Exercise objective » Extract each line where the string "gleuben" shows up.
## BEGIN
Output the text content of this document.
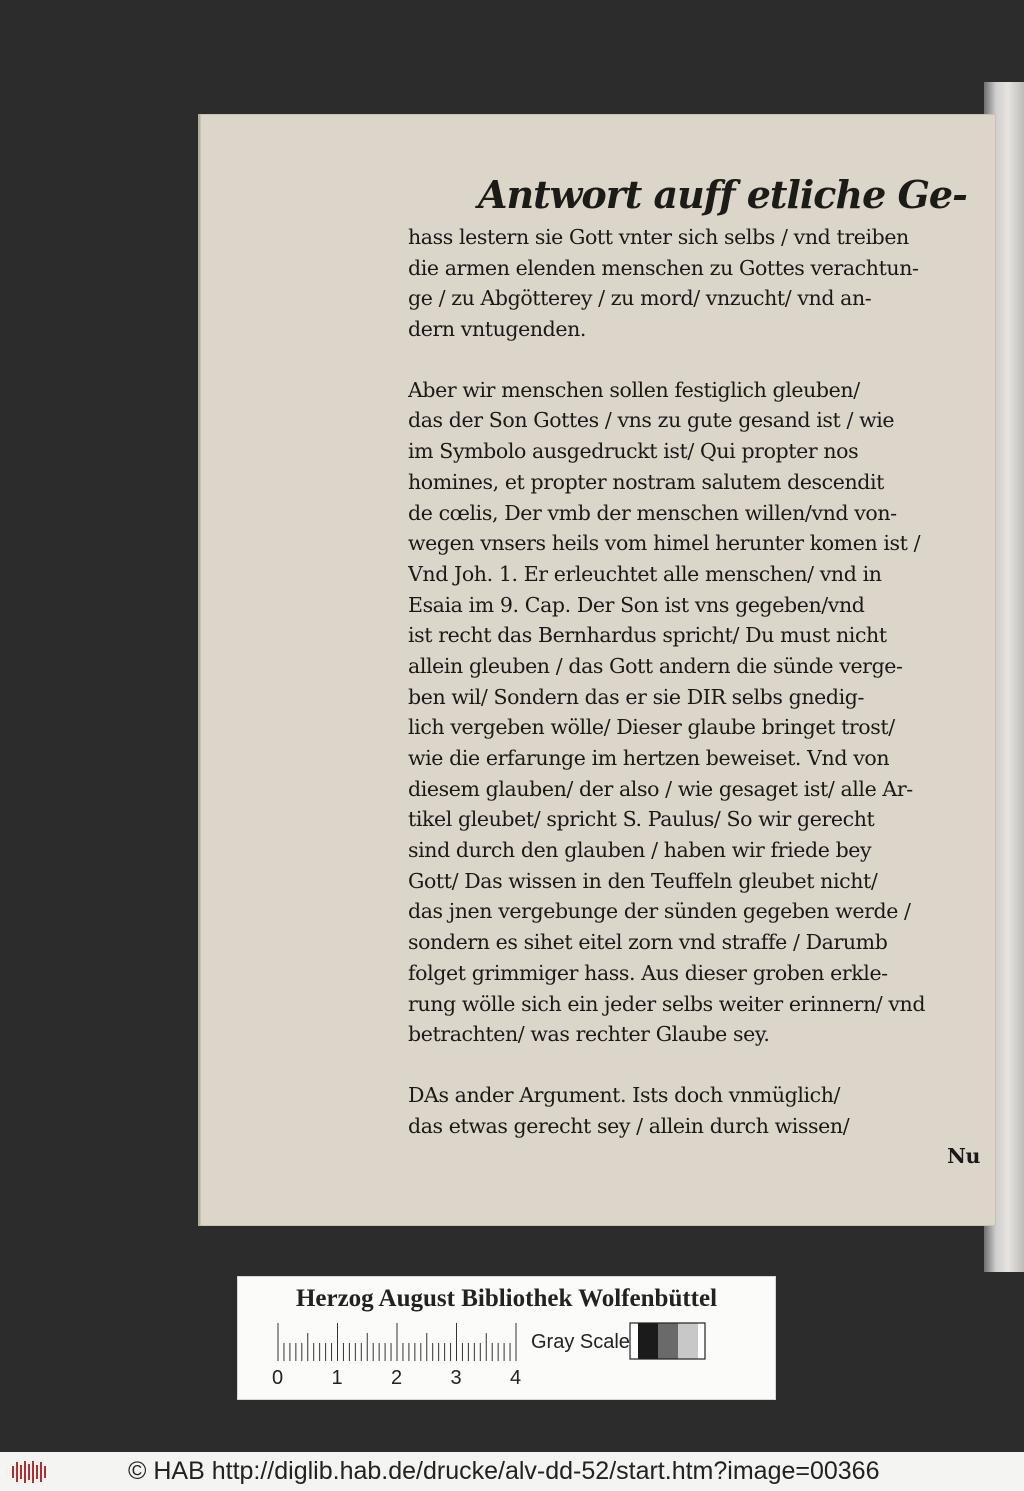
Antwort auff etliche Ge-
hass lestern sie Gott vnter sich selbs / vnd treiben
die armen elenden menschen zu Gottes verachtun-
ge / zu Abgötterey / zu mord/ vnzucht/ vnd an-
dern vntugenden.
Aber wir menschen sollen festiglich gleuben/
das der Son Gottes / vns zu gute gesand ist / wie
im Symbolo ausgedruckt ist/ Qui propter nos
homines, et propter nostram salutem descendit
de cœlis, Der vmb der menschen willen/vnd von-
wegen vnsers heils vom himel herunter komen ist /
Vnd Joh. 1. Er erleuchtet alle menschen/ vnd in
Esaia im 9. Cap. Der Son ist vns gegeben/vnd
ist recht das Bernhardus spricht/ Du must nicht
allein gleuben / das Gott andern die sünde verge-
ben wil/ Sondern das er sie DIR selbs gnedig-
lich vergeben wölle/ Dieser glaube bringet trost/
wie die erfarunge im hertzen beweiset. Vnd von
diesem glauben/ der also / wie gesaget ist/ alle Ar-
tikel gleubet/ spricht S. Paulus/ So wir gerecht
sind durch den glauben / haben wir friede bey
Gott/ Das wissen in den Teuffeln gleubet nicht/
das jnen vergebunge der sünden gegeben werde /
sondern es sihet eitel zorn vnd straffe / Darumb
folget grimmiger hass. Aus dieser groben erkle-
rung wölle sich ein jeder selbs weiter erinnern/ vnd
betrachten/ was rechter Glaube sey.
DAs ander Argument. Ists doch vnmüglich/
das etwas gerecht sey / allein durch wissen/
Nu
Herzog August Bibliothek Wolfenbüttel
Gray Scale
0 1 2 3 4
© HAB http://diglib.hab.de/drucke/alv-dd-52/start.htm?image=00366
## END
Solution to the problem »
Aber wir menschen sollen festiglich gleuben/
allein gleuben / das Gott andern die sünde verge-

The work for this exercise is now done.